TASK TO CARRY OUT | In the material below, identify each line bearing the word "Landsleute". Reproduce those lines.

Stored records
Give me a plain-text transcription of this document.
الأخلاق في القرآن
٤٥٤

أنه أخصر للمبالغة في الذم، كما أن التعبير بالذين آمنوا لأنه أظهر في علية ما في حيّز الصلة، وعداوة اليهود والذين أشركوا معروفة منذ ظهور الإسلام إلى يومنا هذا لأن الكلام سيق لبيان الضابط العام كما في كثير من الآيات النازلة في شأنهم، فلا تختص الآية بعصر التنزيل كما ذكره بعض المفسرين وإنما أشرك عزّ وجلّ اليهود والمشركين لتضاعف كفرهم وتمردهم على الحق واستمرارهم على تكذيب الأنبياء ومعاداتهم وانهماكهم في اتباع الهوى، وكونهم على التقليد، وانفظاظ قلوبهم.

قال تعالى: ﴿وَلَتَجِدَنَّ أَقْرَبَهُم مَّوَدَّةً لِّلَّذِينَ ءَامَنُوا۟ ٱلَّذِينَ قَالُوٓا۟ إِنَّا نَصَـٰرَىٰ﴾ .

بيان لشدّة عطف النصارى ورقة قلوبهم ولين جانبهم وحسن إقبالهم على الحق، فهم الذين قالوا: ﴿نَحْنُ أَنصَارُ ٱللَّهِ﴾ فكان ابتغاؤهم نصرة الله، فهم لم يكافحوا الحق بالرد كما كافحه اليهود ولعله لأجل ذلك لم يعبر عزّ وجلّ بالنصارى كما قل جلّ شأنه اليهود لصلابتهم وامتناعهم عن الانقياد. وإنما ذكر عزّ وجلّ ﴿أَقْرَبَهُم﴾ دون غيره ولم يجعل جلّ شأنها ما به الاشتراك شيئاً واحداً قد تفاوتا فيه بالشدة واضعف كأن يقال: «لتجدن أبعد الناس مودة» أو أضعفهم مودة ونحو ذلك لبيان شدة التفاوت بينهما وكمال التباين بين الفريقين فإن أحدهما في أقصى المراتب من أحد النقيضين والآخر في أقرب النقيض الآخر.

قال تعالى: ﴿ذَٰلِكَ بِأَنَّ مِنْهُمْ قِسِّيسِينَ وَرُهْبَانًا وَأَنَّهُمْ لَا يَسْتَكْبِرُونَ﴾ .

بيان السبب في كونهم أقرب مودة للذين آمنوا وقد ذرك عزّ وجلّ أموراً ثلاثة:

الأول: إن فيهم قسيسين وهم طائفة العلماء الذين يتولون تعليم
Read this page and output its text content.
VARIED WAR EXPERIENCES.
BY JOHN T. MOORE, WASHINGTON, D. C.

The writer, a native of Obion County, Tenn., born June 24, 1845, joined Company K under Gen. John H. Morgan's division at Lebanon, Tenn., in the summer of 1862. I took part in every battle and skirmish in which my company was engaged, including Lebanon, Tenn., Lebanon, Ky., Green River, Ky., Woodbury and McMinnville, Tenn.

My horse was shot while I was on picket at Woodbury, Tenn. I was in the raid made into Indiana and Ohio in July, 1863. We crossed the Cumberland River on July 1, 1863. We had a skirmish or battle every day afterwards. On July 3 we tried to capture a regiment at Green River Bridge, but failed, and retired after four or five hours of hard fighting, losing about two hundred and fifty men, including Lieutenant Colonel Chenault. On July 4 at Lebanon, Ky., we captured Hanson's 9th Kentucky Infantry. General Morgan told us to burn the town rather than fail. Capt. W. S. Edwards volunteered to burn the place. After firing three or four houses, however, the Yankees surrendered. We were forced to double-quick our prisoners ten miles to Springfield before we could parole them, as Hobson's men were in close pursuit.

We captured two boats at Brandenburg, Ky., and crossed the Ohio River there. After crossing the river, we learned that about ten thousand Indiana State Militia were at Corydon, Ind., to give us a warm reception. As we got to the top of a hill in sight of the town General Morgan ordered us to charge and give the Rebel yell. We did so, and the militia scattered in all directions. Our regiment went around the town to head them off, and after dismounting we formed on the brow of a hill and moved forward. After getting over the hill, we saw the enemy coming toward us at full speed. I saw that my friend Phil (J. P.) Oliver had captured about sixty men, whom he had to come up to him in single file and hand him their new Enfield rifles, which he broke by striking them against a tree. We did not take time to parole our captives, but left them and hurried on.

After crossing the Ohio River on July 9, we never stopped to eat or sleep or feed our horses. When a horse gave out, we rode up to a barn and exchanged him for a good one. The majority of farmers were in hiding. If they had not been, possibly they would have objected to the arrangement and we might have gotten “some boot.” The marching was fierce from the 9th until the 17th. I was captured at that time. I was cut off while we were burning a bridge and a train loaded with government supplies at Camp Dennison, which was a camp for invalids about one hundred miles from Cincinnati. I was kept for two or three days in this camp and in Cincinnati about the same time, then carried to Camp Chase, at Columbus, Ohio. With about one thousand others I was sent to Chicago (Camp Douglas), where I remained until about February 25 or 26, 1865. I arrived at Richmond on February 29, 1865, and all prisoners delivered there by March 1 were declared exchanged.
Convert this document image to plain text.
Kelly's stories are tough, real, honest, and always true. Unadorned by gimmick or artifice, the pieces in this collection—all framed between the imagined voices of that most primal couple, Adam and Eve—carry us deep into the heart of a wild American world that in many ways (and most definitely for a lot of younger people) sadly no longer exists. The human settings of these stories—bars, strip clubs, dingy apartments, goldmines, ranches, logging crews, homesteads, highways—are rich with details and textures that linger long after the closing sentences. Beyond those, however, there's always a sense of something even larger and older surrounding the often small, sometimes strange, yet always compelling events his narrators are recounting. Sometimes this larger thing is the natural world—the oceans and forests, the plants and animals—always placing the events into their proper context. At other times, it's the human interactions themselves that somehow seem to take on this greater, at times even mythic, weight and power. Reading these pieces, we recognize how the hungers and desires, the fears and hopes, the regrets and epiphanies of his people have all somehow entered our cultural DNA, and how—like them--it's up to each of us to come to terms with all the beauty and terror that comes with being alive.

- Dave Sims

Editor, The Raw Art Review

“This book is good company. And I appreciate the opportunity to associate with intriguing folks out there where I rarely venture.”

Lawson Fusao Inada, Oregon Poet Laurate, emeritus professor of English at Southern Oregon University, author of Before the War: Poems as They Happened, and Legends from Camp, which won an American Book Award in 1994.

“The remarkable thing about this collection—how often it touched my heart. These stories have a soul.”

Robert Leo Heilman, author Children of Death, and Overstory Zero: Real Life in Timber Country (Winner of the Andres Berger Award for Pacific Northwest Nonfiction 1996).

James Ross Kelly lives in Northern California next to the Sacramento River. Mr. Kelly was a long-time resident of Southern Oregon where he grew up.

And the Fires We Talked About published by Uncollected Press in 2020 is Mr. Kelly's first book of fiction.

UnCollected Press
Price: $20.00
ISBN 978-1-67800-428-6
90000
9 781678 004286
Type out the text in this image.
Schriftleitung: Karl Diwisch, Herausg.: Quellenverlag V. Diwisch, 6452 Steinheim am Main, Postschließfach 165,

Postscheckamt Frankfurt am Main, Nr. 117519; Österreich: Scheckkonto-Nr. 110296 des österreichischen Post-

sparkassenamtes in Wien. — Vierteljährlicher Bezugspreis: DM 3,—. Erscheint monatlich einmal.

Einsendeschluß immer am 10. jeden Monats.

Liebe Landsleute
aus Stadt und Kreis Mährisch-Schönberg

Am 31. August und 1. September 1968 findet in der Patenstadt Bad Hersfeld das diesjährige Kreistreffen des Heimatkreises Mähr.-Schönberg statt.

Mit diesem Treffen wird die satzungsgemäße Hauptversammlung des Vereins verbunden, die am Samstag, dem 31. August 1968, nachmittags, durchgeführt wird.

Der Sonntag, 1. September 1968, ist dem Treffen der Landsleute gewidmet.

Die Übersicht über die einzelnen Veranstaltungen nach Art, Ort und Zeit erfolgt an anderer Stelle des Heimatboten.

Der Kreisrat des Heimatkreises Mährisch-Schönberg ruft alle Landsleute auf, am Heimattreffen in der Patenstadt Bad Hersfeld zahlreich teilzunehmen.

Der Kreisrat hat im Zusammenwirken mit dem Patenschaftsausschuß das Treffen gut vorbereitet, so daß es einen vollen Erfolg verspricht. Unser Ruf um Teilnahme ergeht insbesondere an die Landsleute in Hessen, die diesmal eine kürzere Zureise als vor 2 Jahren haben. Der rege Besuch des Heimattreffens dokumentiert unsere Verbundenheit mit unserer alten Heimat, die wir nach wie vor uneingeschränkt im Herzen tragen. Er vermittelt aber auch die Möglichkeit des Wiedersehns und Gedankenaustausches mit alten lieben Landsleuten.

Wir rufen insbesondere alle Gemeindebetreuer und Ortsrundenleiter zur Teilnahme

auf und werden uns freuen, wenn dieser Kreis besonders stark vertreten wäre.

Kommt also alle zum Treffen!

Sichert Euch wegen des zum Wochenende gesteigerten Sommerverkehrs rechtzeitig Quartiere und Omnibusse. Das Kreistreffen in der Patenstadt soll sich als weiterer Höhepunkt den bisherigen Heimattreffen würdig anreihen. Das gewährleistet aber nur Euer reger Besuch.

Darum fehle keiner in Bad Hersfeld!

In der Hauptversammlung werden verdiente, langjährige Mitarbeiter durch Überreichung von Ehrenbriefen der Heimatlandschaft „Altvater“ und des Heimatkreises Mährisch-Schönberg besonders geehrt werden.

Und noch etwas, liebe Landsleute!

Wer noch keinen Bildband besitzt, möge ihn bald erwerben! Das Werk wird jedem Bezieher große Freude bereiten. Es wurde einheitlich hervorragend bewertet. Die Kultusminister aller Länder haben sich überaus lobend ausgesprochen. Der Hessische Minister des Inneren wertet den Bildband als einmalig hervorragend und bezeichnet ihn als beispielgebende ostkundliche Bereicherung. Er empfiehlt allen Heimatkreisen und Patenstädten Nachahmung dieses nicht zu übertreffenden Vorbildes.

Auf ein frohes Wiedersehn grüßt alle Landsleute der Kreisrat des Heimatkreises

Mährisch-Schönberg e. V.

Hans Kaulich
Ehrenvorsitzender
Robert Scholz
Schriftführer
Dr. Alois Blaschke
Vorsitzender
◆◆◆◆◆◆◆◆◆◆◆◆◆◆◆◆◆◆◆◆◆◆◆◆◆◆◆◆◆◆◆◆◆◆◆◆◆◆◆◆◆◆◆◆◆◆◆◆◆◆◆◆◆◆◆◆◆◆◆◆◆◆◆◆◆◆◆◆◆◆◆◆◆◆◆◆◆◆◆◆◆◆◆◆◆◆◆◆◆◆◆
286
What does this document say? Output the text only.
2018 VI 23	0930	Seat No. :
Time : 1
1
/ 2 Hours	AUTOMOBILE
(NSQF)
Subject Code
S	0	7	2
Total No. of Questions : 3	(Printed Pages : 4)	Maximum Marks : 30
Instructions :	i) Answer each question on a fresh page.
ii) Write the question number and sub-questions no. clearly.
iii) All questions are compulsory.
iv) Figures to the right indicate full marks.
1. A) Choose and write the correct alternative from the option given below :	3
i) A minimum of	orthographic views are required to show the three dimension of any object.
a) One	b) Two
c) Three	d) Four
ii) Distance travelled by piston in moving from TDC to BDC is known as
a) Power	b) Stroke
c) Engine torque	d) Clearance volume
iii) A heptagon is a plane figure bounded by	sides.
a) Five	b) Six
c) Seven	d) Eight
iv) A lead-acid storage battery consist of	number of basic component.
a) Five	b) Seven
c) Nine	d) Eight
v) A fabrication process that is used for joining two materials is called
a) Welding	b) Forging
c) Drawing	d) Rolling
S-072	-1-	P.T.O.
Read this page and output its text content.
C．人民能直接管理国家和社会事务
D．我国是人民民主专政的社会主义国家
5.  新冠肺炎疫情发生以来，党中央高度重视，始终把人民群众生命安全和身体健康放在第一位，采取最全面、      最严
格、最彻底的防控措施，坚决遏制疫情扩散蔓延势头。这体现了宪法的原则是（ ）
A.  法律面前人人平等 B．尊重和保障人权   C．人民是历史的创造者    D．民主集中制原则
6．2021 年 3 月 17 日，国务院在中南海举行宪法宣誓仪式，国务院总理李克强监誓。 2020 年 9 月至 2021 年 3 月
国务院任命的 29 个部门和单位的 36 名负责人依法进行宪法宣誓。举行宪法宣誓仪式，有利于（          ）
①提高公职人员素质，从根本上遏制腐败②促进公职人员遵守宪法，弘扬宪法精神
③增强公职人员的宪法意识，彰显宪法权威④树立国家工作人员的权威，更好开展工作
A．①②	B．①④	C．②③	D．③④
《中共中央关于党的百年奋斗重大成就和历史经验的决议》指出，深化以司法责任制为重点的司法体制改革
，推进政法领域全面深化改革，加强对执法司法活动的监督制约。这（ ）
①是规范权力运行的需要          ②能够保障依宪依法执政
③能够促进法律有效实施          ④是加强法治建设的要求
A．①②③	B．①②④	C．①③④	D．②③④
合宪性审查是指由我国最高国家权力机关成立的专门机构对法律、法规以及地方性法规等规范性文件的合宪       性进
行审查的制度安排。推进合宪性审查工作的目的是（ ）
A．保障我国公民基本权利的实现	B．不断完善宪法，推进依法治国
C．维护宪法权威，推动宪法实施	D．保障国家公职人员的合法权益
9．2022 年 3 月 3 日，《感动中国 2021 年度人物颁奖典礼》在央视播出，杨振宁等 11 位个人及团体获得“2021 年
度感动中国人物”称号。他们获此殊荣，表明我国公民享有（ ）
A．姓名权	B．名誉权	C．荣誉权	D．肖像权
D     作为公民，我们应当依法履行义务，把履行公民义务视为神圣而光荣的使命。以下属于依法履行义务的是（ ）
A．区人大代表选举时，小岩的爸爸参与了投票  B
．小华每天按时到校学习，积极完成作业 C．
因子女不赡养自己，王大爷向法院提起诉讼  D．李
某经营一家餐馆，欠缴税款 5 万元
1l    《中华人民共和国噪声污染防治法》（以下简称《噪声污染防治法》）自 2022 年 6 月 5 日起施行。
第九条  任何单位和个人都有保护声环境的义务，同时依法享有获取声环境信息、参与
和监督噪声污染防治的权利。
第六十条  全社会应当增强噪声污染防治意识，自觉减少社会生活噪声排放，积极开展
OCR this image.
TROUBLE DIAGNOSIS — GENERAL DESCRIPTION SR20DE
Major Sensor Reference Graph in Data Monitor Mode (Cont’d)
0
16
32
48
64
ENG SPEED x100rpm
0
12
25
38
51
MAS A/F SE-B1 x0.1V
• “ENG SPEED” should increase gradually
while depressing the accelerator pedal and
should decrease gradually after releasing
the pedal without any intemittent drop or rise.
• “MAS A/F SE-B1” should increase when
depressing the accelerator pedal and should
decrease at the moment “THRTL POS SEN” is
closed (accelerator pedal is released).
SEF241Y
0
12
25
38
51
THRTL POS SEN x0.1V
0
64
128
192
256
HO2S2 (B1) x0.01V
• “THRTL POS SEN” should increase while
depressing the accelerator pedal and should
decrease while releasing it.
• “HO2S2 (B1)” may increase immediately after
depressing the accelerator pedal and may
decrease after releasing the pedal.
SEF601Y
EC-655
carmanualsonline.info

OUTPUT BELOW |
Liebe Landsleute
Der Sonntag, 1. September 1968, ist dem Treffen der Landsleute gewidmet.
Der Kreisrat des Heimatkreises Mährisch-Schönberg ruft alle Landsleute auf, am Heimattreffen in der Patenstadt Bad Hersfeld zahlreich teilzunehmen.
Der Kreisrat hat im Zusammenwirken mit dem Patenschaftsausschuß das Treffen gut vorbereitet, so daß es einen vollen Erfolg verspricht. Unser Ruf um Teilnahme ergeht insbesondere an die Landsleute in Hessen, die diesmal eine kürzere Zureise als vor 2 Jahren haben. Der rege Besuch des Heimattreffens dokumentiert unsere Verbundenheit mit unserer alten Heimat, die wir nach wie vor uneingeschränkt im Herzen tragen. Er vermittelt aber auch die Möglichkeit des Wiedersehns und Gedankenaustausches mit alten lieben Landsleuten.
Und noch etwas, liebe Landsleute!
Auf ein frohes Wiedersehn grüßt alle Landsleute der Kreisrat des Heimatkreises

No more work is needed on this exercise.